TASK OBJECTIVE: Return the records exactly as they appear below, omitting the pictures.

Records excerpted from a collection:
---------------

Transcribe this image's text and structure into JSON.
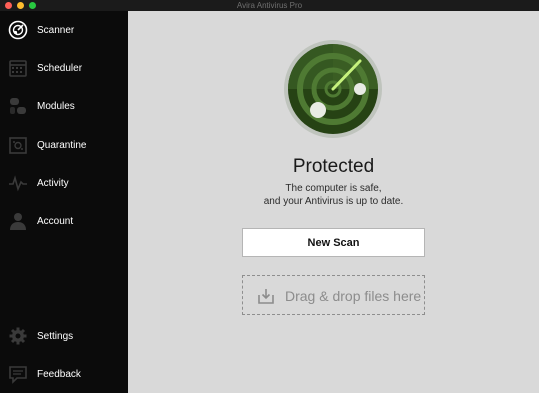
{
  "window": {
    "title": "Avira Antivirus Pro"
  },
  "sidebar": {
    "items": [
      {
        "label": "Scanner",
        "icon": "scanner-icon"
      },
      {
        "label": "Scheduler",
        "icon": "calendar-icon"
      },
      {
        "label": "Modules",
        "icon": "modules-icon"
      },
      {
        "label": "Quarantine",
        "icon": "quarantine-icon"
      },
      {
        "label": "Activity",
        "icon": "activity-icon"
      },
      {
        "label": "Account",
        "icon": "account-icon"
      }
    ],
    "bottom_items": [
      {
        "label": "Settings",
        "icon": "gear-icon"
      },
      {
        "label": "Feedback",
        "icon": "feedback-icon"
      }
    ]
  },
  "main": {
    "status_title": "Protected",
    "status_line1": "The computer is safe,",
    "status_line2": "and your Antivirus is up to date.",
    "new_scan_label": "New Scan",
    "drop_label": "Drag & drop files here"
  },
  "colors": {
    "radar_green": "#4f7a33",
    "radar_dark": "#264214",
    "sidebar_bg": "#0b0b0b",
    "content_bg": "#d9d9d9"
  }
}
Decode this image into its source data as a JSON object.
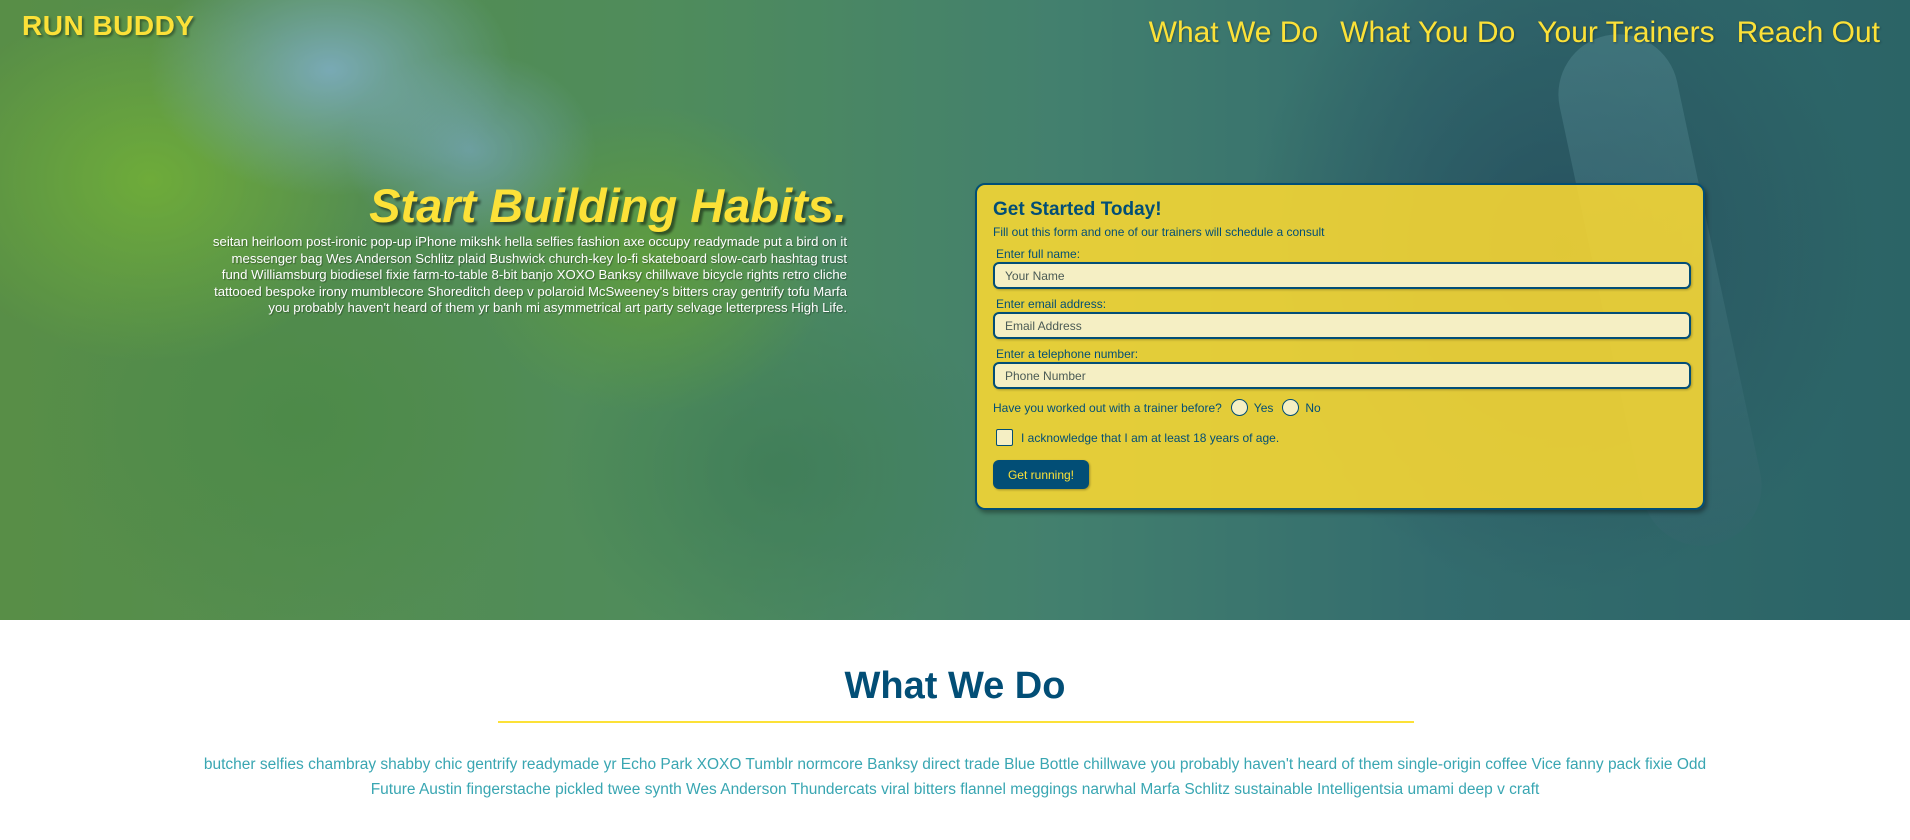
{
  "header": {
    "logo": "RUN BUDDY",
    "nav": [
      "What We Do",
      "What You Do",
      "Your Trainers",
      "Reach Out"
    ]
  },
  "hero": {
    "title": "Start Building Habits.",
    "body": "seitan heirloom post-ironic pop-up iPhone mikshk hella selfies fashion axe occupy readymade put a bird on it messenger bag Wes Anderson Schlitz plaid Bushwick church-key lo-fi skateboard slow-carb hashtag trust fund Williamsburg biodiesel fixie farm-to-table 8-bit banjo XOXO Banksy chillwave bicycle rights retro cliche tattooed bespoke irony mumblecore Shoreditch deep v polaroid McSweeney's bitters cray gentrify tofu Marfa you probably haven't heard of them yr banh mi asymmetrical art party selvage letterpress High Life."
  },
  "form": {
    "title": "Get Started Today!",
    "subtitle": "Fill out this form and one of our trainers will schedule a consult",
    "name_label": "Enter full name:",
    "name_placeholder": "Your Name",
    "email_label": "Enter email address:",
    "email_placeholder": "Email Address",
    "phone_label": "Enter a telephone number:",
    "phone_placeholder": "Phone Number",
    "trainer_question": "Have you worked out with a trainer before?",
    "yes_label": "Yes",
    "no_label": "No",
    "age_ack": "I acknowledge that I am at least 18 years of age.",
    "submit_label": "Get running!"
  },
  "what_we_do": {
    "title": "What We Do",
    "body": "butcher selfies chambray shabby chic gentrify readymade yr Echo Park XOXO Tumblr normcore Banksy direct trade Blue Bottle chillwave you probably haven't heard of them single-origin coffee Vice fanny pack fixie Odd Future Austin fingerstache pickled twee synth Wes Anderson Thundercats viral bitters flannel meggings narwhal Marfa Schlitz sustainable Intelligentsia umami deep v craft"
  },
  "colors": {
    "yellow": "#fce138",
    "navy": "#024e76",
    "teal": "#39a6b2"
  }
}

---------------

EXPECTED OUTPUT:
Transcribe this image's text and structure into JSON.
{
  "window": {
    "title": "Avira Antivirus Pro"
  },
  "sidebar": {
    "items": [
      {
        "label": "Scanner",
        "icon": "scanner-icon"
      },
      {
        "label": "Scheduler",
        "icon": "calendar-icon"
      },
      {
        "label": "Modules",
        "icon": "modules-icon"
      },
      {
        "label": "Quarantine",
        "icon": "quarantine-icon"
      },
      {
        "label": "Activity",
        "icon": "activity-icon"
      },
      {
        "label": "Account",
        "icon": "account-icon"
      }
    ],
    "bottom_items": [
      {
        "label": "Settings",
        "icon": "gear-icon"
      },
      {
        "label": "Feedback",
        "icon": "feedback-icon"
      }
    ]
  },
  "main": {
    "status_title": "Protected",
    "status_line1": "The computer is safe,",
    "status_line2": "and your Antivirus is up to date.",
    "new_scan_label": "New Scan",
    "drop_label": "Drag & drop files here"
  },
  "colors": {
    "radar_green": "#4f7a33",
    "radar_dark": "#264214",
    "sidebar_bg": "#0b0b0b",
    "content_bg": "#d9d9d9"
  }
}
Decode this image into its source data as a JSON object.
{
  "header": {
    "logo": "RUN BUDDY",
    "nav": [
      "What We Do",
      "What You Do",
      "Your Trainers",
      "Reach Out"
    ]
  },
  "hero": {
    "title": "Start Building Habits.",
    "body": "seitan heirloom post-ironic pop-up iPhone mikshk hella selfies fashion axe occupy readymade put a bird on it messenger bag Wes Anderson Schlitz plaid Bushwick church-key lo-fi skateboard slow-carb hashtag trust fund Williamsburg biodiesel fixie farm-to-table 8-bit banjo XOXO Banksy chillwave bicycle rights retro cliche tattooed bespoke irony mumblecore Shoreditch deep v polaroid McSweeney's bitters cray gentrify tofu Marfa you probably haven't heard of them yr banh mi asymmetrical art party selvage letterpress High Life."
  },
  "form": {
    "title": "Get Started Today!",
    "subtitle": "Fill out this form and one of our trainers will schedule a consult",
    "name_label": "Enter full name:",
    "name_placeholder": "Your Name",
    "email_label": "Enter email address:",
    "email_placeholder": "Email Address",
    "phone_label": "Enter a telephone number:",
    "phone_placeholder": "Phone Number",
    "trainer_question": "Have you worked out with a trainer before?",
    "yes_label": "Yes",
    "no_label": "No",
    "age_ack": "I acknowledge that I am at least 18 years of age.",
    "submit_label": "Get running!"
  },
  "what_we_do": {
    "title": "What We Do",
    "body": "butcher selfies chambray shabby chic gentrify readymade yr Echo Park XOXO Tumblr normcore Banksy direct trade Blue Bottle chillwave you probably haven't heard of them single-origin coffee Vice fanny pack fixie Odd Future Austin fingerstache pickled twee synth Wes Anderson Thundercats viral bitters flannel meggings narwhal Marfa Schlitz sustainable Intelligentsia umami deep v craft"
  },
  "colors": {
    "yellow": "#fce138",
    "navy": "#024e76",
    "teal": "#39a6b2"
  }
}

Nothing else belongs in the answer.